:: Items

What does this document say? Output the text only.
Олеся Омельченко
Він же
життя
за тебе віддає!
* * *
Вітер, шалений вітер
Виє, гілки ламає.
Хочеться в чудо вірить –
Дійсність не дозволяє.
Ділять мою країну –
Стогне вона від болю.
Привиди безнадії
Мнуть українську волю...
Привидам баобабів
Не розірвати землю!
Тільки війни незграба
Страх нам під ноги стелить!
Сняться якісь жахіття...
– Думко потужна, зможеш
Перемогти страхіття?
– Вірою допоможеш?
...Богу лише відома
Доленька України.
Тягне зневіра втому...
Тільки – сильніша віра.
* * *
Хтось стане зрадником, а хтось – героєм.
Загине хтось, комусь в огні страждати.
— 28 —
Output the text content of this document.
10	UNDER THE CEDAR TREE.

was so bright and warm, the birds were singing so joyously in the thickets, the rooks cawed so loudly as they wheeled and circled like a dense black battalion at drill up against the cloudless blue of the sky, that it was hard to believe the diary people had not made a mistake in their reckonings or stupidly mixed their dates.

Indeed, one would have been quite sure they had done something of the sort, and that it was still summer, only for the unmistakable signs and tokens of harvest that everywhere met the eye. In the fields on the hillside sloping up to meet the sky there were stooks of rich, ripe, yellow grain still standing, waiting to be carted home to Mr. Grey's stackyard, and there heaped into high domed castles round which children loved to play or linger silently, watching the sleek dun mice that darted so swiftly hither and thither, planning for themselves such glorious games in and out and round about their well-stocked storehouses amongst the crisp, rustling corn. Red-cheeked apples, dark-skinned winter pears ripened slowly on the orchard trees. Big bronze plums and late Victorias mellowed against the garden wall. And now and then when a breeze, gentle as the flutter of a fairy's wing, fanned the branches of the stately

::::

* **Given request**
Gather all lines from the records above in which "document" appears.

* **Answer in full**
What does this document say? Output the text only.
Output the text content of this document.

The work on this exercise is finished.